■ TASK TO COMPLETE:
Pull out every line below containing the word "eller".

********

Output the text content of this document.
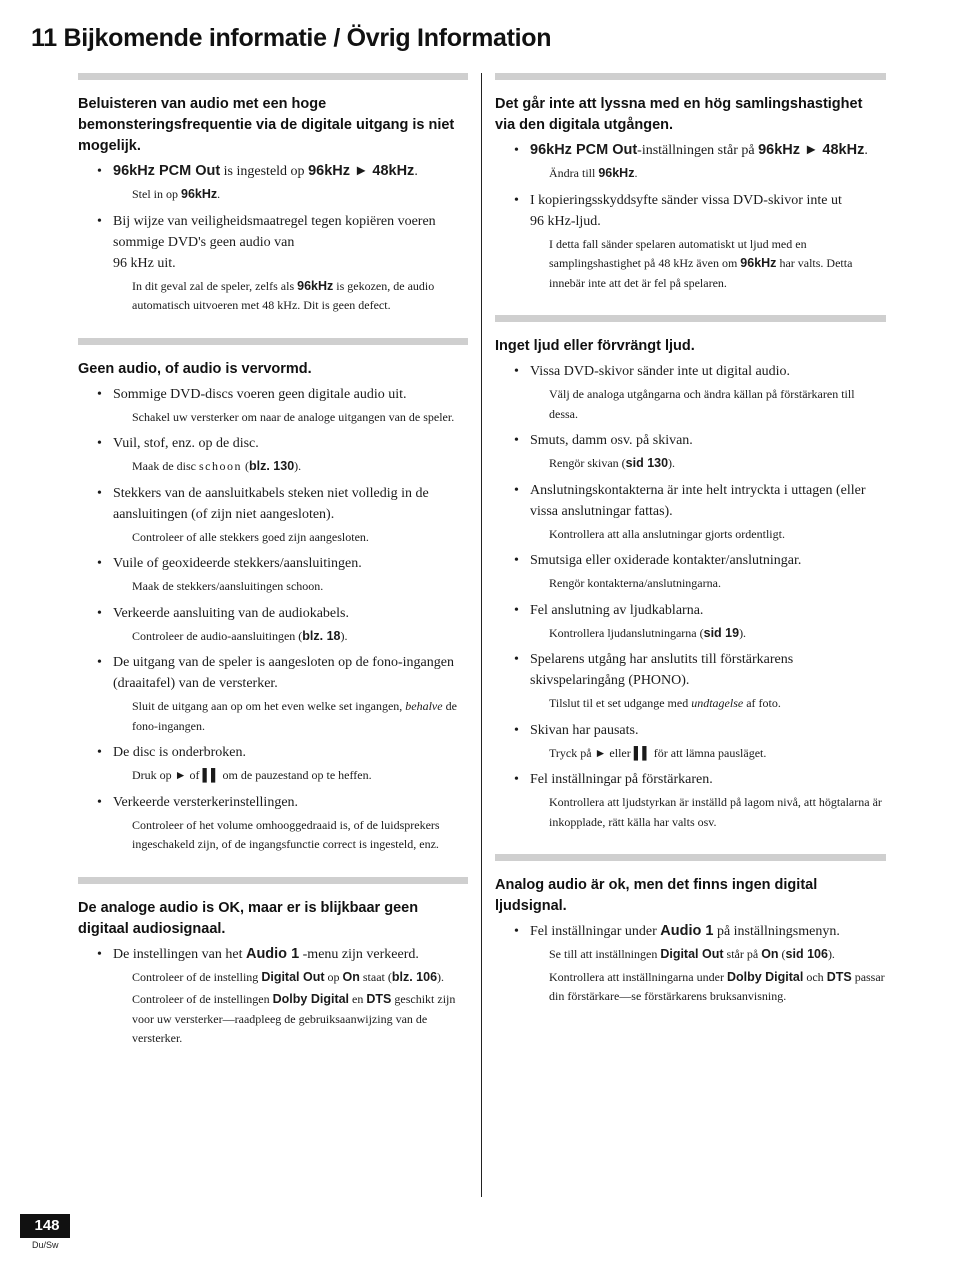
11 Bijkomende informatie / Övrig Information

Beluisteren van audio met een hoge bemonsteringsfrequentie via de digitale uitgang is niet mogelijk.

• 96kHz PCM Out is ingesteld op 96kHz ► 48kHz.
Stel in op 96kHz.
• Bij wijze van veiligheidsmaatregel tegen kopiëren voeren
sommige DVD's geen audio van
96 kHz uit.
In dit geval zal de speler, zelfs als 96kHz is gekozen, de audio automatisch uitvoeren met 48 kHz. Dit is geen defect.

Geen audio, of audio is vervormd.

• Sommige DVD-discs voeren geen digitale audio uit.
Schakel uw versterker om naar de analoge uitgangen van de speler.
• Vuil, stof, enz. op de disc.
Maak de disc schoon (blz. 130).
• Stekkers van de aansluitkabels steken niet volledig in de aansluitingen (of zijn niet aangesloten).
Controleer of alle stekkers goed zijn aangesloten.
• Vuile of geoxideerde stekkers/aansluitingen.
Maak de stekkers/aansluitingen schoon.
• Verkeerde aansluiting van de audiokabels.
Controleer de audio-aansluitingen (blz. 18).
• De uitgang van de speler is aangesloten op de fono-ingangen (draaitafel) van de versterker.
Sluit de uitgang aan op om het even welke set ingangen, behalve de fono-ingangen.
• De disc is onderbroken.
Druk op ► of ▌▌ om de pauzestand op te heffen.
• Verkeerde versterkerinstellingen.
Controleer of het volume omhooggedraaid is, of de luidsprekers ingeschakeld zijn, of de ingangsfunctie correct is ingesteld, enz.

De analoge audio is OK, maar er is blijkbaar geen digitaal audiosignaal.

• De instellingen van het Audio 1 -menu zijn verkeerd.
Controleer of de instelling Digital Out op On staat (blz. 106).
Controleer of de instellingen Dolby Digital en DTS geschikt zijn voor uw versterker—raadpleeg de gebruiksaanwijzing van de versterker.

Det går inte att lyssna med en hög samlingshastighet via den digitala utgången.

• 96kHz PCM Out-inställningen står på 96kHz ► 48kHz.
Ändra till 96kHz.
• I kopieringsskyddsyfte sänder vissa DVD-skivor inte ut
96 kHz-ljud.
I detta fall sänder spelaren automatiskt ut ljud med en samplingshastighet på 48 kHz även om 96kHz har valts. Detta innebär inte att det är fel på spelaren.

Inget ljud eller förvrängt ljud.

• Vissa DVD-skivor sänder inte ut digital audio.
Välj de analoga utgångarna och ändra källan på förstärkaren till dessa.
• Smuts, damm osv. på skivan.
Rengör skivan (sid 130).
• Anslutningskontakterna är inte helt intryckta i uttagen (eller vissa anslutningar fattas).
Kontrollera att alla anslutningar gjorts ordentligt.
• Smutsiga eller oxiderade kontakter/anslutningar.
Rengör kontakterna/anslutningarna.
• Fel anslutning av ljudkablarna.
Kontrollera ljudanslutningarna (sid 19).
• Spelarens utgång har anslutits till förstärkarens skivspelaringång (PHONO).
Tilslut til et set udgange med undtagelse af foto.
• Skivan har pausats.
Tryck på ► eller ▌▌ för att lämna pausläget.
• Fel inställningar på förstärkaren.
Kontrollera att ljudstyrkan är inställd på lagom nivå, att högtalarna är inkopplade, rätt källa har valts osv.

Analog audio är ok, men det finns ingen digital ljudsignal.

• Fel inställningar under Audio 1 på inställningsmenyn.
Se till att inställningen Digital Out står på On (sid 106).
Kontrollera att inställningarna under Dolby Digital och DTS passar din förstärkare—se förstärkarens bruksanvisning.
148
Du/Sw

********

■ ANSWER TO THE EXERCISE:
Inget ljud eller förvrängt ljud.
• Anslutningskontakterna är inte helt intryckta i uttagen (eller vissa anslutningar fattas).
• Smutsiga eller oxiderade kontakter/anslutningar.
Tryck på ► eller ▌▌ för att lämna pausläget.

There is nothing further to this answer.